Output the records exactly. Include every line.

━━━━━ WORKING DATA

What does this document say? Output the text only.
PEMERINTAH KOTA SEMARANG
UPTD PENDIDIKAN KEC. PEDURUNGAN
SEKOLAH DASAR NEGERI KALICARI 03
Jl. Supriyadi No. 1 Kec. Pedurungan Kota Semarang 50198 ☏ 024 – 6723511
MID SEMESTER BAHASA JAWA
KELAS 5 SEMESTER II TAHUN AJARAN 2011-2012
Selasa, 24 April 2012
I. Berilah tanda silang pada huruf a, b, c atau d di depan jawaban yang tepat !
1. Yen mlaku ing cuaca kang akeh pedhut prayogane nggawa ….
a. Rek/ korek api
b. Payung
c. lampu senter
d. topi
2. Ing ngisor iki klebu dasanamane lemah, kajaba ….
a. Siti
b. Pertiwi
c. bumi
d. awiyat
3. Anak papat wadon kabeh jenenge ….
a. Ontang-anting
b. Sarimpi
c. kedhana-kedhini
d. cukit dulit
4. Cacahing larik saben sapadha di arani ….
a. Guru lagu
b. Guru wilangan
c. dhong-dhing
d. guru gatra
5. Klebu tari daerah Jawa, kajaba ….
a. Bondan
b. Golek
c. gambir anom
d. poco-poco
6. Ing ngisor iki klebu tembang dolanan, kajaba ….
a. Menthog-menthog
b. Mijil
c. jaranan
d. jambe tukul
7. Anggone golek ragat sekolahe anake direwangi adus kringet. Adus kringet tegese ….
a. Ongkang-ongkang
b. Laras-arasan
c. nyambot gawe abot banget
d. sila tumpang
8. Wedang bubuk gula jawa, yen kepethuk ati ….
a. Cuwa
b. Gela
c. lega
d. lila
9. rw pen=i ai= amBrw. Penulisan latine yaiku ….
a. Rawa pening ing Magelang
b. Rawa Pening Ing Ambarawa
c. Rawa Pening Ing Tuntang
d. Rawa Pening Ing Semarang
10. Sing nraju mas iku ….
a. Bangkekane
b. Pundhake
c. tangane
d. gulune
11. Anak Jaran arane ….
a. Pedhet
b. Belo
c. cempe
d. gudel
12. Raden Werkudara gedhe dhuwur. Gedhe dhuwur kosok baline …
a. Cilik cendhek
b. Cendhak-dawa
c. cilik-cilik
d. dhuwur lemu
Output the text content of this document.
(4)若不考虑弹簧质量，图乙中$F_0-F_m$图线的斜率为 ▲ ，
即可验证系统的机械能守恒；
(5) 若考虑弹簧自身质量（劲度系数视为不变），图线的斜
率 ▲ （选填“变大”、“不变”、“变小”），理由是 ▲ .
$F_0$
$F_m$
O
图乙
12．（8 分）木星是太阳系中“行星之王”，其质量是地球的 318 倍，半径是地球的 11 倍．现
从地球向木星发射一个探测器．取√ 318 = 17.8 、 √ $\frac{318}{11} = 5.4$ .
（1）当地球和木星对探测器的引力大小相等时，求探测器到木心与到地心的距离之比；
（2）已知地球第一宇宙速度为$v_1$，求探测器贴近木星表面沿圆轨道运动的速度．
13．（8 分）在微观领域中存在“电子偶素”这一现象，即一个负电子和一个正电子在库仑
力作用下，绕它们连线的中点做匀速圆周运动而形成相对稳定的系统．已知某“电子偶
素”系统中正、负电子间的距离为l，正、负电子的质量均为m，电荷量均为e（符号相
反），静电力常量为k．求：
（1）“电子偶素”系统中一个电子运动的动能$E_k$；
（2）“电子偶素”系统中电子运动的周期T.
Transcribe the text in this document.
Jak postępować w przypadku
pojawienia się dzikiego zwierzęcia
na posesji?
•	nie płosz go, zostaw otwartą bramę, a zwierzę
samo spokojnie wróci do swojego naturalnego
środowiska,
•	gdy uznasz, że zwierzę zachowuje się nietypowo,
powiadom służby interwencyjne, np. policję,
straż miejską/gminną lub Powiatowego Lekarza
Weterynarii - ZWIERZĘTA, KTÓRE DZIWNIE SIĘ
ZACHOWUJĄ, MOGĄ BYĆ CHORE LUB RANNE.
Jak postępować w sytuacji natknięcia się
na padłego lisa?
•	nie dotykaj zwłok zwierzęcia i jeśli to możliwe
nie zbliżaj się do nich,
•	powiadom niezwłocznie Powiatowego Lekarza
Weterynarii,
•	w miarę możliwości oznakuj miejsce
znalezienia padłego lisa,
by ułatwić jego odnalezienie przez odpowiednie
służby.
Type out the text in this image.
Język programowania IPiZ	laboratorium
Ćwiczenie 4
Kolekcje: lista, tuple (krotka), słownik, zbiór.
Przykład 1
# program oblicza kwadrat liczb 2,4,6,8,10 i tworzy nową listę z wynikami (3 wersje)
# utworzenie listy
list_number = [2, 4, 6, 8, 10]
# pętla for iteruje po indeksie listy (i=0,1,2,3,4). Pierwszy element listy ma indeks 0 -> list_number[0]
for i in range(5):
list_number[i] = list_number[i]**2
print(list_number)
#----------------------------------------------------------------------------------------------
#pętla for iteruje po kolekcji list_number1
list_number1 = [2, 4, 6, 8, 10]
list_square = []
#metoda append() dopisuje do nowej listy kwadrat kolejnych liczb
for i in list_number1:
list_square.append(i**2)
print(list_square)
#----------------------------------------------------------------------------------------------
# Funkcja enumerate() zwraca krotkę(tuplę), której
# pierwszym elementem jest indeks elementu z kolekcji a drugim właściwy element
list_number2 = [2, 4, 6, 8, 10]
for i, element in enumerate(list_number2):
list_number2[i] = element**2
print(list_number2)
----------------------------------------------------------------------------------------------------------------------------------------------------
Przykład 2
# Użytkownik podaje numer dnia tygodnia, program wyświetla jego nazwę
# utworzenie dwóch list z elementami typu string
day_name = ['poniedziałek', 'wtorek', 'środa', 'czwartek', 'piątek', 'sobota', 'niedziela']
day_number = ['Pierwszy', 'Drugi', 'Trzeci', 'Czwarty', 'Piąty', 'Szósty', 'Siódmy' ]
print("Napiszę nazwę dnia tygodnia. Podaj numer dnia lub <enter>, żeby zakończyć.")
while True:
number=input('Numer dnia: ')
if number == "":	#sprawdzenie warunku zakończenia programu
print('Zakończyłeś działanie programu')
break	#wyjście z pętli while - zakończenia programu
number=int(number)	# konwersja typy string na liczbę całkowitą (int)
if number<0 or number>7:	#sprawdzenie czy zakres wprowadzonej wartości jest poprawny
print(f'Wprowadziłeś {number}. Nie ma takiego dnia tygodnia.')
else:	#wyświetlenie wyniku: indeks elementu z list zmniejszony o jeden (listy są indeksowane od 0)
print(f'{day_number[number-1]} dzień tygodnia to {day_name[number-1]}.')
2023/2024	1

━━━━━━━━━━

> **SOLUTION FOR THIS EXERCISE**:
What does this document say? Output the text only.
PEMERINTAH KOTA SEMARANG
UPTD PENDIDIKAN KEC. PEDURUNGAN
SEKOLAH DASAR NEGERI KALICARI 03
Jl. Supriyadi No. 1 Kec. Pedurungan Kota Semarang 50198 ☏ 024 – 6723511
MID SEMESTER BAHASA JAWA
KELAS 5 SEMESTER II TAHUN AJARAN 2011-2012
Selasa, 24 April 2012
I. Berilah tanda silang pada huruf a, b, c atau d di depan jawaban yang tepat !
1. Yen mlaku ing cuaca kang akeh pedhut prayogane nggawa ….
a. Rek/ korek api
b. Payung
c. lampu senter
d. topi
2. Ing ngisor iki klebu dasanamane lemah, kajaba ….
a. Siti
b. Pertiwi
c. bumi
d. awiyat
3. Anak papat wadon kabeh jenenge ….
a. Ontang-anting
b. Sarimpi
c. kedhana-kedhini
d. cukit dulit
4. Cacahing larik saben sapadha di arani ….
a. Guru lagu
b. Guru wilangan
c. dhong-dhing
d. guru gatra
5. Klebu tari daerah Jawa, kajaba ….
a. Bondan
b. Golek
c. gambir anom
d. poco-poco
6. Ing ngisor iki klebu tembang dolanan, kajaba ….
a. Menthog-menthog
b. Mijil
c. jaranan
d. jambe tukul
7. Anggone golek ragat sekolahe anake direwangi adus kringet. Adus kringet tegese ….
a. Ongkang-ongkang
b. Laras-arasan
c. nyambot gawe abot banget
d. sila tumpang
8. Wedang bubuk gula jawa, yen kepethuk ati ….
a. Cuwa
b. Gela
c. lega
d. lila
9. rw pen=i ai= amBrw. Penulisan latine yaiku ….
a. Rawa pening ing Magelang
b. Rawa Pening Ing Ambarawa
c. Rawa Pening Ing Tuntang
d. Rawa Pening Ing Semarang
10. Sing nraju mas iku ….
a. Bangkekane
b. Pundhake
c. tangane
d. gulune
11. Anak Jaran arane ….
a. Pedhet
b. Belo
c. cempe
d. gudel
12. Raden Werkudara gedhe dhuwur. Gedhe dhuwur kosok baline …
a. Cilik cendhek
b. Cendhak-dawa
c. cilik-cilik
d. dhuwur lemu
Output the text content of this document.
(4)若不考虑弹簧质量，图乙中$F_0-F_m$图线的斜率为 ▲ ，
即可验证系统的机械能守恒；
(5) 若考虑弹簧自身质量（劲度系数视为不变），图线的斜
率 ▲ （选填“变大”、“不变”、“变小”），理由是 ▲ .
$F_0$
$F_m$
O
图乙
12．（8 分）木星是太阳系中“行星之王”，其质量是地球的 318 倍，半径是地球的 11 倍．现
从地球向木星发射一个探测器．取√ 318 = 17.8 、 √ $\frac{318}{11} = 5.4$ .
（1）当地球和木星对探测器的引力大小相等时，求探测器到木心与到地心的距离之比；
（2）已知地球第一宇宙速度为$v_1$，求探测器贴近木星表面沿圆轨道运动的速度．
13．（8 分）在微观领域中存在“电子偶素”这一现象，即一个负电子和一个正电子在库仑
力作用下，绕它们连线的中点做匀速圆周运动而形成相对稳定的系统．已知某“电子偶
素”系统中正、负电子间的距离为l，正、负电子的质量均为m，电荷量均为e（符号相
反），静电力常量为k．求：
（1）“电子偶素”系统中一个电子运动的动能$E_k$；
（2）“电子偶素”系统中电子运动的周期T.
Transcribe the text in this document.
Jak postępować w przypadku
pojawienia się dzikiego zwierzęcia
na posesji?
•	nie płosz go, zostaw otwartą bramę, a zwierzę
samo spokojnie wróci do swojego naturalnego
środowiska,
•	gdy uznasz, że zwierzę zachowuje się nietypowo,
powiadom służby interwencyjne, np. policję,
straż miejską/gminną lub Powiatowego Lekarza
Weterynarii - ZWIERZĘTA, KTÓRE DZIWNIE SIĘ
ZACHOWUJĄ, MOGĄ BYĆ CHORE LUB RANNE.
Jak postępować w sytuacji natknięcia się
na padłego lisa?
•	nie dotykaj zwłok zwierzęcia i jeśli to możliwe
nie zbliżaj się do nich,
•	powiadom niezwłocznie Powiatowego Lekarza
Weterynarii,
•	w miarę możliwości oznakuj miejsce
znalezienia padłego lisa,
by ułatwić jego odnalezienie przez odpowiednie
służby.
Type out the text in this image.
Język programowania IPiZ	laboratorium
Ćwiczenie 4
Kolekcje: lista, tuple (krotka), słownik, zbiór.
Przykład 1
# program oblicza kwadrat liczb 2,4,6,8,10 i tworzy nową listę z wynikami (3 wersje)
# utworzenie listy
list_number = [2, 4, 6, 8, 10]
# pętla for iteruje po indeksie listy (i=0,1,2,3,4). Pierwszy element listy ma indeks 0 -> list_number[0]
for i in range(5):
list_number[i] = list_number[i]**2
print(list_number)
#----------------------------------------------------------------------------------------------
#pętla for iteruje po kolekcji list_number1
list_number1 = [2, 4, 6, 8, 10]
list_square = []
#metoda append() dopisuje do nowej listy kwadrat kolejnych liczb
for i in list_number1:
list_square.append(i**2)
print(list_square)
#----------------------------------------------------------------------------------------------
# Funkcja enumerate() zwraca krotkę(tuplę), której
# pierwszym elementem jest indeks elementu z kolekcji a drugim właściwy element
list_number2 = [2, 4, 6, 8, 10]
for i, element in enumerate(list_number2):
list_number2[i] = element**2
print(list_number2)
----------------------------------------------------------------------------------------------------------------------------------------------------
Przykład 2
# Użytkownik podaje numer dnia tygodnia, program wyświetla jego nazwę
# utworzenie dwóch list z elementami typu string
day_name = ['poniedziałek', 'wtorek', 'środa', 'czwartek', 'piątek', 'sobota', 'niedziela']
day_number = ['Pierwszy', 'Drugi', 'Trzeci', 'Czwarty', 'Piąty', 'Szósty', 'Siódmy' ]
print("Napiszę nazwę dnia tygodnia. Podaj numer dnia lub <enter>, żeby zakończyć.")
while True:
number=input('Numer dnia: ')
if number == "":	#sprawdzenie warunku zakończenia programu
print('Zakończyłeś działanie programu')
break	#wyjście z pętli while - zakończenia programu
number=int(number)	# konwersja typy string na liczbę całkowitą (int)
if number<0 or number>7:	#sprawdzenie czy zakres wprowadzonej wartości jest poprawny
print(f'Wprowadziłeś {number}. Nie ma takiego dnia tygodnia.')
else:	#wyświetlenie wyniku: indeks elementu z list zmniejszony o jeden (listy są indeksowane od 0)
print(f'{day_number[number-1]} dzień tygodnia to {day_name[number-1]}.')
2023/2024	1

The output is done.